It is official. I am going to the events at GCT this year. I have had New York on the brain for some time now.

My reservations were just made. I will be at GCT Saturday May 11.

I hope to see anyone else who plans to go there.

Please get in touch with me if you will be there.


----------



## dlagrua (Mar 3, 2013)

After reading through this thread it appears that members are making their plans without considering a central meeting place. I must admit that GCT sounds like a good train event that features original NYC 20th century and Pullman cars. PHL can be fun as its not as hectic there as WAS and GCT. WAS sounds like PHL but a bit larger and more crowded. However, if there is a planned meet up place for most in the group I'll try to make that location. If it were strictly my choice I would head over to GCT. I wasn't around when the 20th Century LTD ran and the fully restored lounge car that will be on exhibit should give a look on how elegant train travel was back then.


----------



## CHamilton (Mar 7, 2013)

In the Northwest, this announcement on Facebook:



> Aorta - Association of Oregon Rail and Transit Advocates
> 
> National Train Day at Portland Union Station, Saturday, May 11. Free Public Event. Stay tuned for more information as details are confirmed. Put it on your calendar today!


----------



## dlagrua (Mar 13, 2013)

So whats the consensus of the East Coast regulars guys and gals? If its GCT, PHL, or WAS I can participate.


----------



## AmtrakBlue (Mar 13, 2013)

I guess everyone is waiting to see what equipment will be at WAS & PHL.


----------



## Bill Haithcoat (Mar 13, 2013)

AmtrakBlue said:


> I guess everyone is waiting to see what equipment will be at WAS & PHL.


I w'ill be at GCT Saturday


----------



## pennyk (Mar 13, 2013)

I will be in WAS on Saturday.


----------



## jis (Mar 13, 2013)

I will be at WAS on Saturday and GCT (or more properly NYG) on Sunday.

- The request: Return the passage of the forum thread between "It is official." and "(Mar 3, 2013)", inclusive, copied word for word.

- Material shown:
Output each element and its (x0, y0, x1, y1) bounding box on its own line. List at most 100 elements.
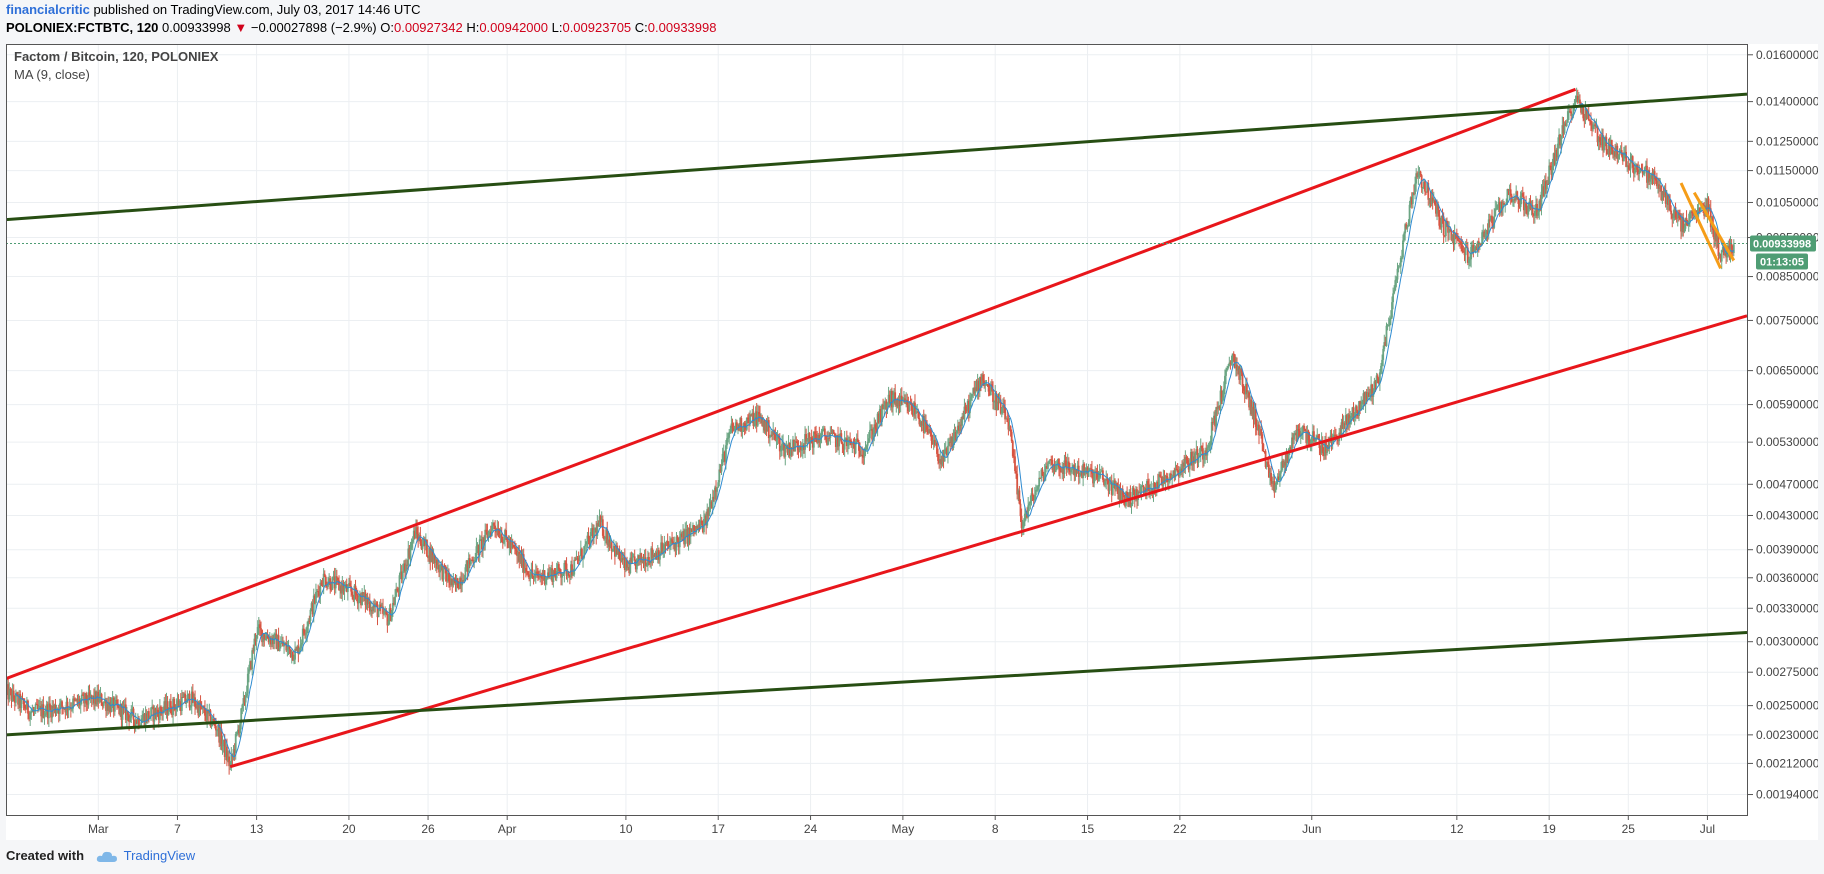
candle-body (987, 384, 990, 392)
price-chart[interactable]: 0.01600000 0.01400000 0.01250000 0.01150000… (6, 44, 1818, 840)
author-link[interactable]: financialcritic (6, 2, 90, 17)
candle-body (918, 417, 921, 425)
candle-body (1432, 200, 1435, 202)
candle-body (1321, 440, 1324, 452)
candle-body (99, 694, 102, 696)
candle-body (322, 573, 325, 586)
trendline[interactable] (6, 630, 1748, 737)
candle-body (1531, 205, 1534, 215)
y-tick-label: 0.00300000 (1756, 635, 1818, 649)
candle-body (815, 434, 817, 440)
candle-body (1292, 437, 1294, 440)
trendlines-layer[interactable] (6, 87, 1748, 769)
candle-body (1221, 397, 1224, 402)
candle-body (1258, 424, 1260, 436)
candle-body (1646, 165, 1648, 183)
candle-body (972, 388, 975, 395)
candle-body (698, 523, 701, 529)
candle-body (332, 576, 335, 578)
candle-body (971, 394, 974, 397)
candle-body (204, 707, 206, 716)
candle-body (1629, 158, 1632, 170)
trendline[interactable] (6, 87, 1577, 681)
candle-body (17, 694, 19, 705)
candle-body (1597, 137, 1600, 143)
candle-body (1308, 439, 1311, 445)
candle-body (272, 637, 274, 644)
candle-body (1481, 232, 1484, 246)
candle-body (1533, 210, 1536, 216)
trendline[interactable] (1692, 191, 1736, 262)
candle-body (1159, 474, 1161, 477)
candle-body (1657, 184, 1659, 187)
candle-body (104, 700, 106, 702)
candle-body (1488, 219, 1491, 221)
candle-body (7, 684, 10, 700)
candle-body (1569, 111, 1571, 113)
candle-body (339, 585, 342, 591)
candle-body (874, 424, 877, 429)
candle-body (565, 563, 568, 576)
trendline[interactable] (229, 314, 1748, 769)
candle-body (545, 577, 548, 579)
candle-body (1615, 145, 1618, 157)
candle-body (1436, 204, 1438, 214)
candle-body (552, 570, 555, 583)
candle-body (1011, 441, 1014, 457)
price-axis[interactable]: 0.01600000 0.01400000 0.01250000 0.01150000… (1748, 48, 1818, 802)
time-axis[interactable]: Mar 7 13 20 26 Apr 10 17 24 May 8 15 22 Jun 12 19 25 Jul (88, 815, 1715, 836)
tradingview-brand[interactable]: TradingView (123, 848, 196, 863)
candle-body (233, 749, 236, 753)
candle-body (485, 529, 488, 532)
candle-body (1054, 466, 1057, 473)
candle-body (781, 443, 783, 450)
candle-body (771, 434, 773, 436)
candle-body (1588, 120, 1591, 122)
candle-body (1491, 215, 1493, 224)
candle-body (1369, 393, 1371, 397)
candle-body (1182, 462, 1185, 472)
candle-body (457, 587, 460, 589)
candle-body (1613, 151, 1615, 155)
candle-body (936, 442, 938, 454)
candle-body (1685, 218, 1688, 222)
candle-body (1113, 480, 1115, 483)
x-tick-label: 20 (342, 822, 356, 836)
candle-body (689, 528, 692, 537)
candle-body (861, 454, 864, 456)
candle-body (1010, 431, 1013, 442)
candle-body (1724, 253, 1726, 256)
candle-body (151, 706, 154, 708)
candle-body (1683, 228, 1686, 233)
candle-body (1497, 201, 1500, 205)
candle-body (1224, 375, 1226, 389)
candle-body (555, 571, 558, 579)
trendline[interactable] (1679, 182, 1722, 270)
candle-body (1314, 440, 1316, 442)
candle-body (1023, 513, 1026, 522)
candle-body (1571, 113, 1574, 116)
candle-body (1376, 375, 1379, 379)
candle-body (573, 559, 576, 575)
candle-body (958, 425, 960, 431)
candle-body (1355, 406, 1358, 411)
candle-body (377, 610, 380, 618)
candle-body (556, 564, 559, 572)
candle-body (726, 438, 728, 446)
candle-body (1495, 208, 1498, 210)
trendline[interactable] (6, 92, 1748, 222)
y-tick-label: 0.00250000 (1756, 699, 1818, 713)
candle-body (775, 438, 778, 440)
candle-body (30, 712, 33, 714)
candle-body (1251, 406, 1254, 415)
candle-body (1343, 423, 1346, 425)
candle-body (98, 695, 101, 702)
candle-body (140, 722, 143, 727)
candle-body (57, 709, 60, 714)
candle-body (464, 567, 467, 581)
candle-body (1256, 424, 1259, 431)
candle-body (509, 541, 512, 549)
candle-body (1206, 447, 1209, 456)
candle-body (649, 562, 651, 564)
candle-body (1225, 370, 1227, 376)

- Answer to this task:
It is official. I am going to the events at GCT this year. I have had New York on the brain for some time now.

My reservations were just made. I will be at GCT Saturday May 11.

I hope to see anyone else who plans to go there.

Please get in touch with me if you will be there.


----------



## dlagrua (Mar 3, 2013)